[BEGIN]

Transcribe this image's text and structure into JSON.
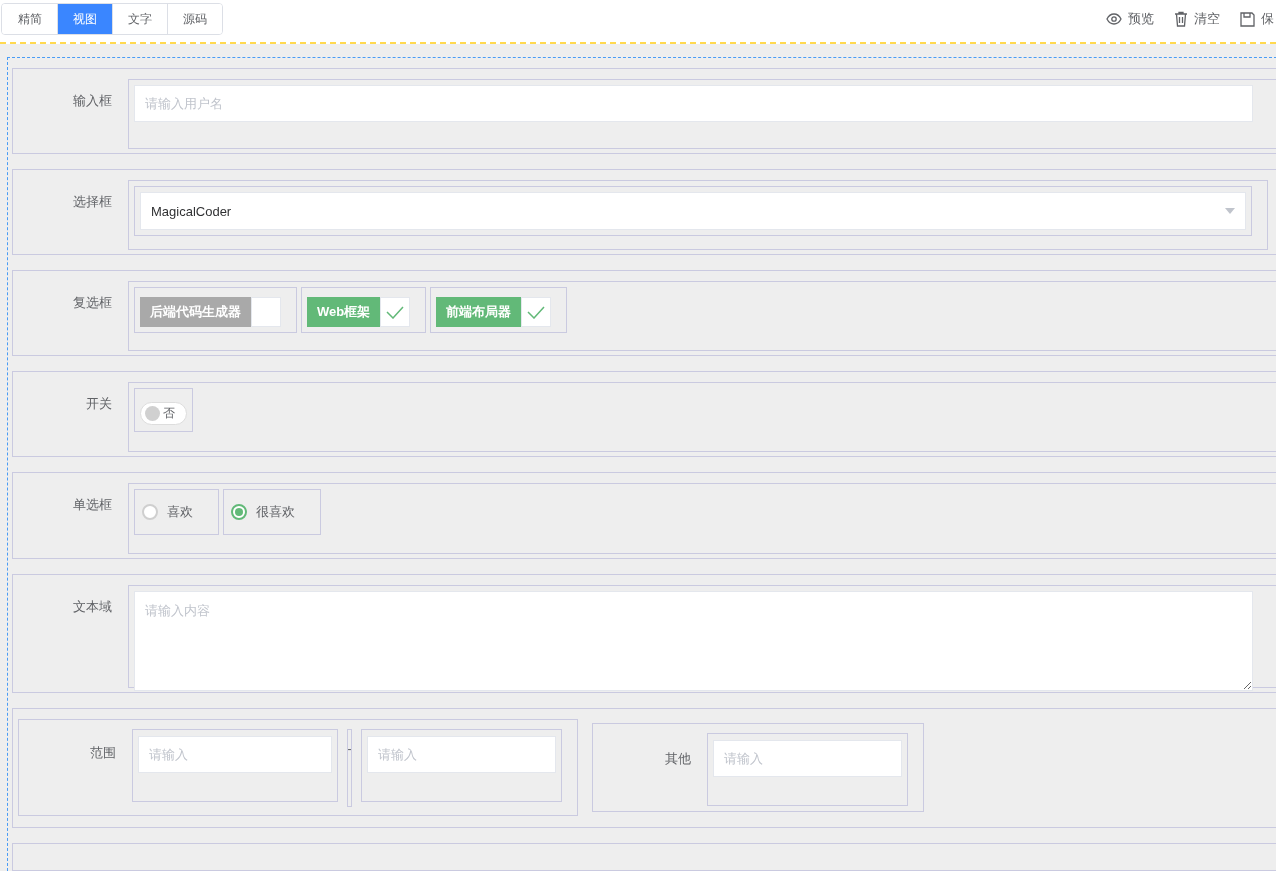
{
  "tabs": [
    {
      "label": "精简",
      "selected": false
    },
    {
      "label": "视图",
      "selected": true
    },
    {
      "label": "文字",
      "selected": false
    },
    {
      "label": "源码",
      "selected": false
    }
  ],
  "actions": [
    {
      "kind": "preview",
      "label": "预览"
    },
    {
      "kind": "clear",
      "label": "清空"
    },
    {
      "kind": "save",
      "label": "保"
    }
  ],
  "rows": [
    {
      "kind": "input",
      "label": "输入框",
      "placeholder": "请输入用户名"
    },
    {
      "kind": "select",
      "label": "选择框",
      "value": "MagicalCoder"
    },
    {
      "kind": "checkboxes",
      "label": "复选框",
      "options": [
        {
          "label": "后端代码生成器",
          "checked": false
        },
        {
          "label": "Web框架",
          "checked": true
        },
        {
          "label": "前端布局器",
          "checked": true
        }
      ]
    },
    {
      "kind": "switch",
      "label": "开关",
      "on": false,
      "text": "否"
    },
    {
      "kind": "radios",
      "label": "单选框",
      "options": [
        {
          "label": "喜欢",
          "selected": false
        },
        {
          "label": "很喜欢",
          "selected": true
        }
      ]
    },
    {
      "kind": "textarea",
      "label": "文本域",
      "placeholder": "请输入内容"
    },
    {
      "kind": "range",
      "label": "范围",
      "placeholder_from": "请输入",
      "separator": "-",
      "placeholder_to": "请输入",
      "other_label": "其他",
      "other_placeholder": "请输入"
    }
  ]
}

[END]

• [WRITTEN PROBLEM] All of the records above must be copied exactly, except for the pictures.

• [REPLY TO THE EXERCISE]
Transcribe this image's text and structure into JSON.
{
  "tabs": [
    {
      "label": "精简",
      "selected": false
    },
    {
      "label": "视图",
      "selected": true
    },
    {
      "label": "文字",
      "selected": false
    },
    {
      "label": "源码",
      "selected": false
    }
  ],
  "actions": [
    {
      "kind": "preview",
      "label": "预览"
    },
    {
      "kind": "clear",
      "label": "清空"
    },
    {
      "kind": "save",
      "label": "保"
    }
  ],
  "rows": [
    {
      "kind": "input",
      "label": "输入框",
      "placeholder": "请输入用户名"
    },
    {
      "kind": "select",
      "label": "选择框",
      "value": "MagicalCoder"
    },
    {
      "kind": "checkboxes",
      "label": "复选框",
      "options": [
        {
          "label": "后端代码生成器",
          "checked": false
        },
        {
          "label": "Web框架",
          "checked": true
        },
        {
          "label": "前端布局器",
          "checked": true
        }
      ]
    },
    {
      "kind": "switch",
      "label": "开关",
      "on": false,
      "text": "否"
    },
    {
      "kind": "radios",
      "label": "单选框",
      "options": [
        {
          "label": "喜欢",
          "selected": false
        },
        {
          "label": "很喜欢",
          "selected": true
        }
      ]
    },
    {
      "kind": "textarea",
      "label": "文本域",
      "placeholder": "请输入内容"
    },
    {
      "kind": "range",
      "label": "范围",
      "placeholder_from": "请输入",
      "separator": "-",
      "placeholder_to": "请输入",
      "other_label": "其他",
      "other_placeholder": "请输入"
    }
  ]
}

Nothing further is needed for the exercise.